Given request
In the material below, list every line carrying the string "random".

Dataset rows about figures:
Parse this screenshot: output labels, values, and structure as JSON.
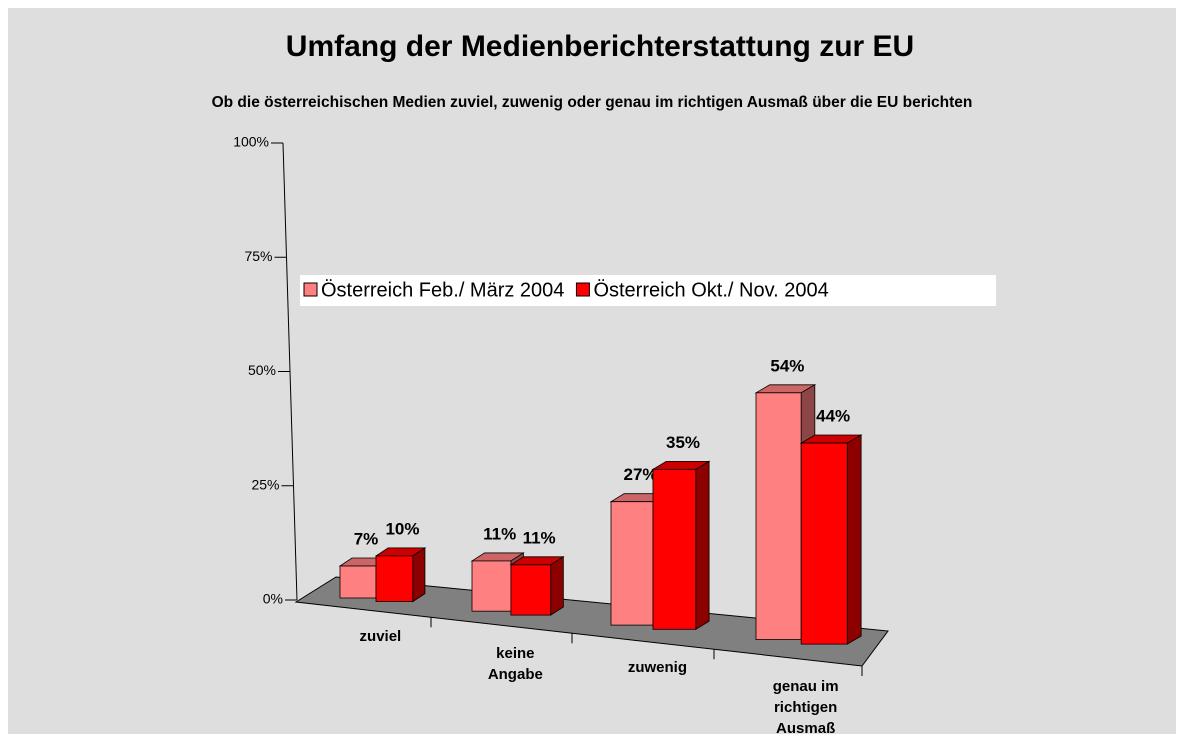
{
  "chart_data": {
    "type": "bar3d",
    "title": "Umfang der Medienberichterstattung zur EU",
    "subtitle": "Ob die österreichischen Medien zuviel, zuwenig oder genau im richtigen Ausmaß über die EU berichten",
    "categories": [
      "zuviel",
      "keine Angabe",
      "zuwenig",
      "genau im richtigen Ausmaß"
    ],
    "series": [
      {
        "name": "Österreich Feb./ März 2004",
        "color": "#ff8080",
        "values": [
          7,
          11,
          27,
          54
        ],
        "value_labels": [
          "7%",
          "11%",
          "27%",
          "54%"
        ]
      },
      {
        "name": "Österreich Okt./ Nov. 2004",
        "color": "#ff0000",
        "values": [
          10,
          11,
          35,
          44
        ],
        "value_labels": [
          "10%",
          "11%",
          "35%",
          "44%"
        ]
      }
    ],
    "ylim": [
      0,
      100
    ],
    "yticks": [
      {
        "value": 0,
        "label": "0%"
      },
      {
        "value": 25,
        "label": "25%"
      },
      {
        "value": 50,
        "label": "50%"
      },
      {
        "value": 75,
        "label": "75%"
      },
      {
        "value": 100,
        "label": "100%"
      }
    ]
  }
}
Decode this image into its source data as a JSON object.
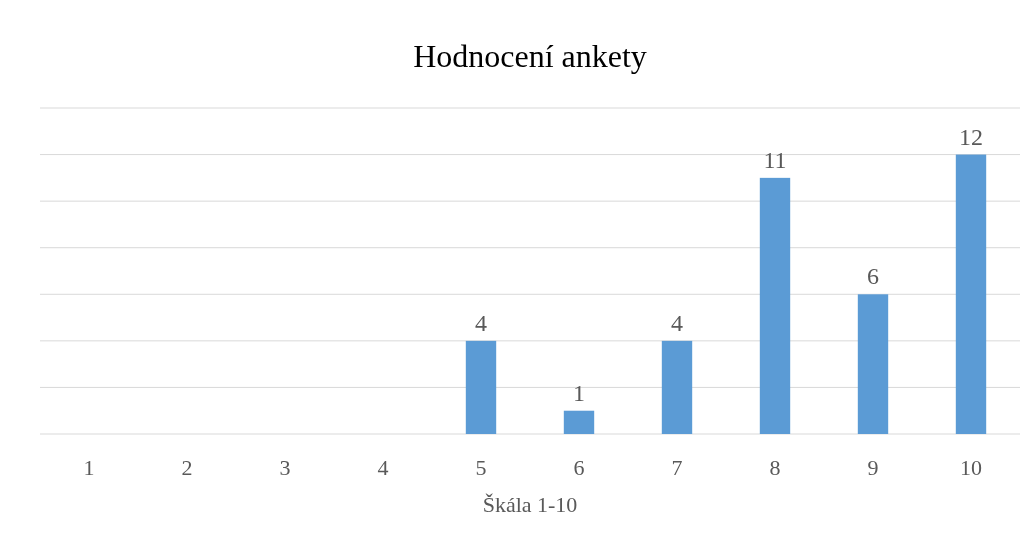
{
  "chart_data": {
    "type": "bar",
    "title": "Hodnocení ankety",
    "xlabel": "Škála 1-10",
    "categories": [
      "1",
      "2",
      "3",
      "4",
      "5",
      "6",
      "7",
      "8",
      "9",
      "10"
    ],
    "values": [
      0,
      0,
      0,
      0,
      4,
      1,
      4,
      11,
      6,
      12
    ],
    "value_labels": [
      null,
      null,
      null,
      null,
      "4",
      "1",
      "4",
      "11",
      "6",
      "12"
    ],
    "color": "#5b9bd5",
    "ylim": [
      0,
      14
    ],
    "yticks": [
      {
        "value": 0,
        "label": null
      },
      {
        "value": 2,
        "label": null
      },
      {
        "value": 4,
        "label": null
      },
      {
        "value": 6,
        "label": null
      },
      {
        "value": 8,
        "label": null
      },
      {
        "value": 10,
        "label": null
      },
      {
        "value": 12,
        "label": null
      },
      {
        "value": 14,
        "label": null
      }
    ],
    "tick_labels": "x",
    "grid": "y"
  }
}
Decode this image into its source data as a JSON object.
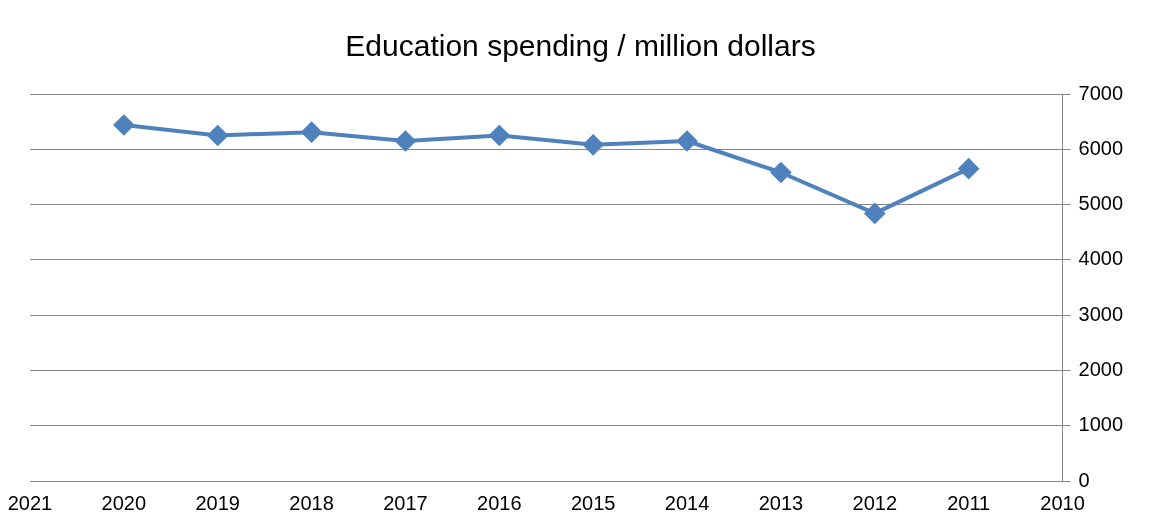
{
  "chart_data": {
    "type": "line",
    "title": "Education spending / million dollars",
    "x": [
      2020,
      2019,
      2018,
      2017,
      2016,
      2015,
      2014,
      2013,
      2012,
      2011
    ],
    "series": [
      {
        "color": "#4f81bd",
        "values": [
          6440,
          6250,
          6310,
          6150,
          6250,
          6080,
          6150,
          5580,
          4840,
          5650
        ]
      }
    ],
    "xlim": [
      2021,
      2010
    ],
    "xticks": [
      2021,
      2020,
      2019,
      2018,
      2017,
      2016,
      2015,
      2014,
      2013,
      2012,
      2011,
      2010
    ],
    "ylim": [
      0,
      7000
    ],
    "yticks": [
      0,
      1000,
      2000,
      3000,
      4000,
      5000,
      6000,
      7000
    ],
    "grid": "y",
    "legend": false,
    "marker": "diamond",
    "line_style": "solid"
  }
}
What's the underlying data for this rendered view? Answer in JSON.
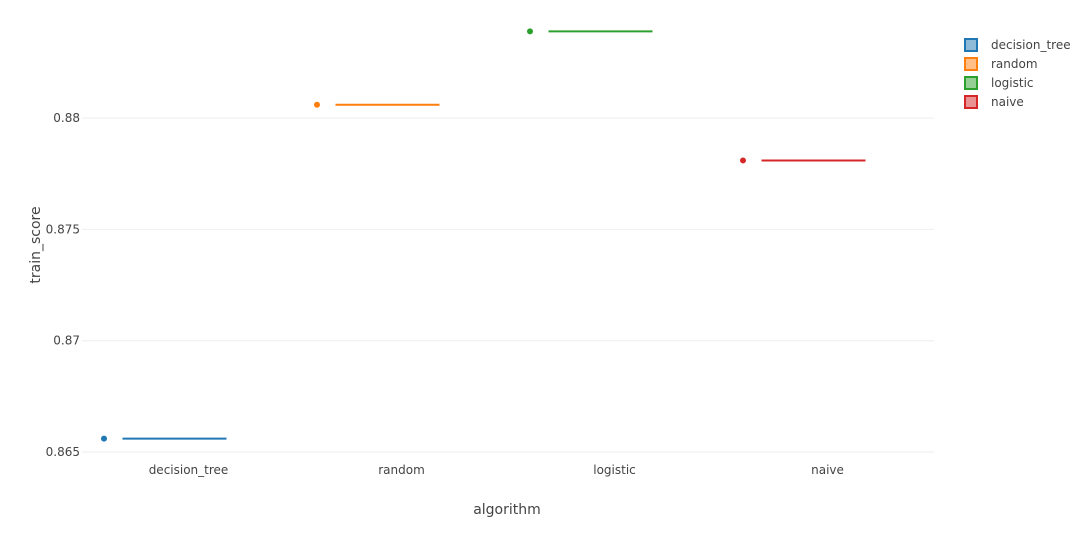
{
  "chart_data": {
    "type": "box",
    "title": "",
    "xlabel": "algorithm",
    "ylabel": "train_score",
    "categories": [
      "decision_tree",
      "random",
      "logistic",
      "naive"
    ],
    "y_ticks": [
      "0.865",
      "0.87",
      "0.875",
      "0.88"
    ],
    "y_tick_values": [
      0.865,
      0.87,
      0.875,
      0.88
    ],
    "ylim": [
      0.865,
      0.8845
    ],
    "grid": true,
    "legend_position": "top-right",
    "series": [
      {
        "name": "decision_tree",
        "category": "decision_tree",
        "value": 0.8656,
        "color": "#1f77b4"
      },
      {
        "name": "random",
        "category": "random",
        "value": 0.8806,
        "color": "#ff7f0e"
      },
      {
        "name": "logistic",
        "category": "logistic",
        "value": 0.8839,
        "color": "#2ca02c"
      },
      {
        "name": "naive",
        "category": "naive",
        "value": 0.8781,
        "color": "#d62728"
      }
    ]
  }
}
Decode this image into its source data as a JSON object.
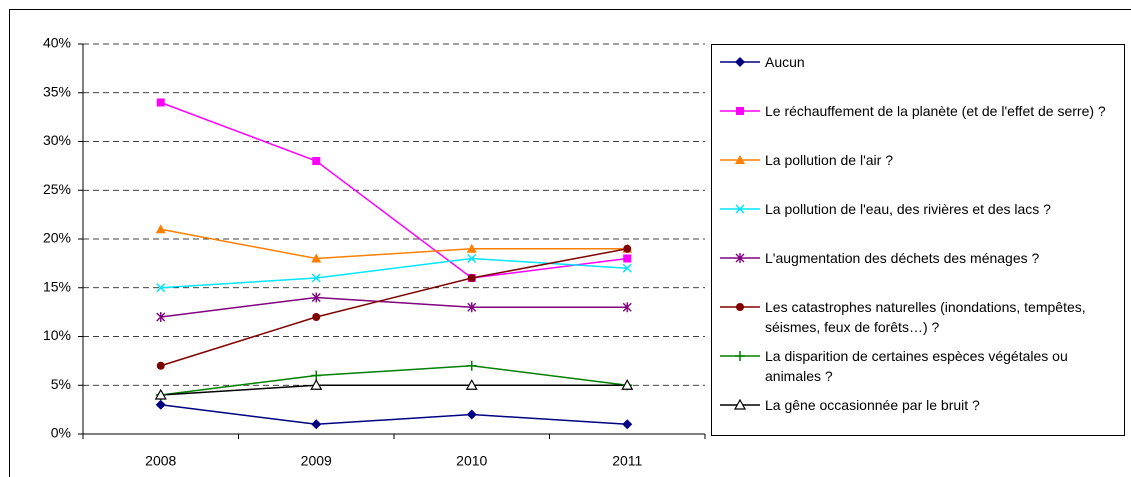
{
  "chart_data": {
    "type": "line",
    "categories": [
      "2008",
      "2009",
      "2010",
      "2011"
    ],
    "ylim": [
      0,
      40
    ],
    "yticks": [
      {
        "value": 0,
        "label": "0%"
      },
      {
        "value": 5,
        "label": "5%"
      },
      {
        "value": 10,
        "label": "10%"
      },
      {
        "value": 15,
        "label": "15%"
      },
      {
        "value": 20,
        "label": "20%"
      },
      {
        "value": 25,
        "label": "25%"
      },
      {
        "value": 30,
        "label": "30%"
      },
      {
        "value": 35,
        "label": "35%"
      },
      {
        "value": 40,
        "label": "40%"
      }
    ],
    "grid": true,
    "legend": "right",
    "series": [
      {
        "name": "Aucun",
        "color": "#000080",
        "marker": "diamond",
        "values": [
          3,
          1,
          2,
          1
        ]
      },
      {
        "name": "Le réchauffement de la planète (et de l'effet de serre) ?",
        "color": "#ff00ff",
        "marker": "square",
        "values": [
          34,
          28,
          16,
          18
        ]
      },
      {
        "name": "La pollution de l'air ?",
        "color": "#ff7f00",
        "marker": "triangle",
        "values": [
          21,
          18,
          19,
          19
        ]
      },
      {
        "name": "La pollution de l'eau, des rivières et des lacs ?",
        "color": "#00e5ff",
        "marker": "x",
        "values": [
          15,
          16,
          18,
          17
        ]
      },
      {
        "name": "L'augmentation des déchets des ménages ?",
        "color": "#800080",
        "marker": "star",
        "values": [
          12,
          14,
          13,
          13
        ]
      },
      {
        "name": "Les catastrophes naturelles (inondations, tempêtes, séismes, feux de forêts…) ?",
        "color": "#800000",
        "marker": "circle",
        "values": [
          7,
          12,
          16,
          19
        ]
      },
      {
        "name": "La disparition de certaines espèces végétales ou animales ?",
        "color": "#008000",
        "marker": "plus",
        "values": [
          4,
          6,
          7,
          5
        ]
      },
      {
        "name": "La gêne occasionnée par le bruit ?",
        "color": "#000000",
        "marker": "open-triangle",
        "values": [
          4,
          5,
          5,
          5
        ]
      }
    ]
  }
}
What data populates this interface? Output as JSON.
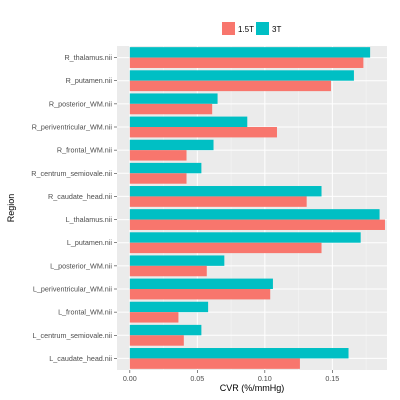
{
  "chart_data": {
    "type": "bar",
    "orientation": "horizontal",
    "categories": [
      "R_thalamus.nii",
      "R_putamen.nii",
      "R_posterior_WM.nii",
      "R_periventricular_WM.nii",
      "R_frontal_WM.nii",
      "R_centrum_semiovale.nii",
      "R_caudate_head.nii",
      "L_thalamus.nii",
      "L_putamen.nii",
      "L_posterior_WM.nii",
      "L_periventricular_WM.nii",
      "L_frontal_WM.nii",
      "L_centrum_semiovale.nii",
      "L_caudate_head.nii"
    ],
    "series": [
      {
        "name": "1.5T",
        "color": "#F8766D",
        "values": [
          0.173,
          0.149,
          0.061,
          0.109,
          0.042,
          0.042,
          0.131,
          0.189,
          0.142,
          0.057,
          0.104,
          0.036,
          0.04,
          0.126
        ]
      },
      {
        "name": "3T",
        "color": "#00BFC4",
        "values": [
          0.178,
          0.166,
          0.065,
          0.087,
          0.062,
          0.053,
          0.142,
          0.185,
          0.171,
          0.07,
          0.106,
          0.058,
          0.053,
          0.162
        ]
      }
    ],
    "xlabel": "CVR (%/mmHg)",
    "ylabel": "Region",
    "xlim": [
      -0.0095,
      0.1905
    ],
    "xticks": [
      "0.00",
      "0.05",
      "0.10",
      "0.15"
    ],
    "grid": true,
    "legend_position": "top"
  },
  "colors": {
    "panel_background": "#EBEBEB",
    "grid_major": "#FFFFFF",
    "tick_text": "#4D4D4D"
  }
}
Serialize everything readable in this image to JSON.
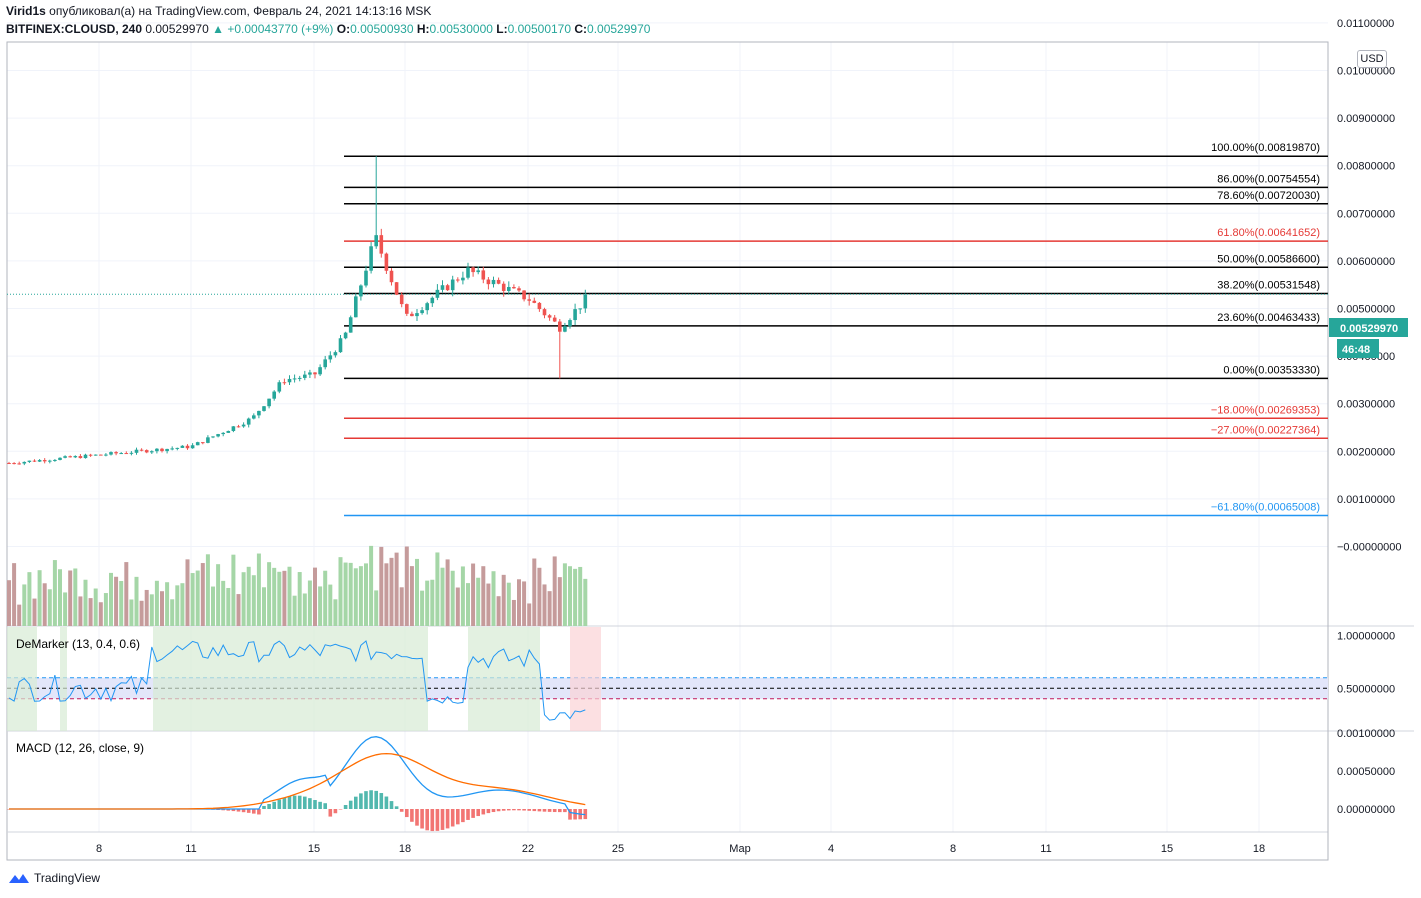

Task answer
      "random",
        "name": "random",
        "category": "random",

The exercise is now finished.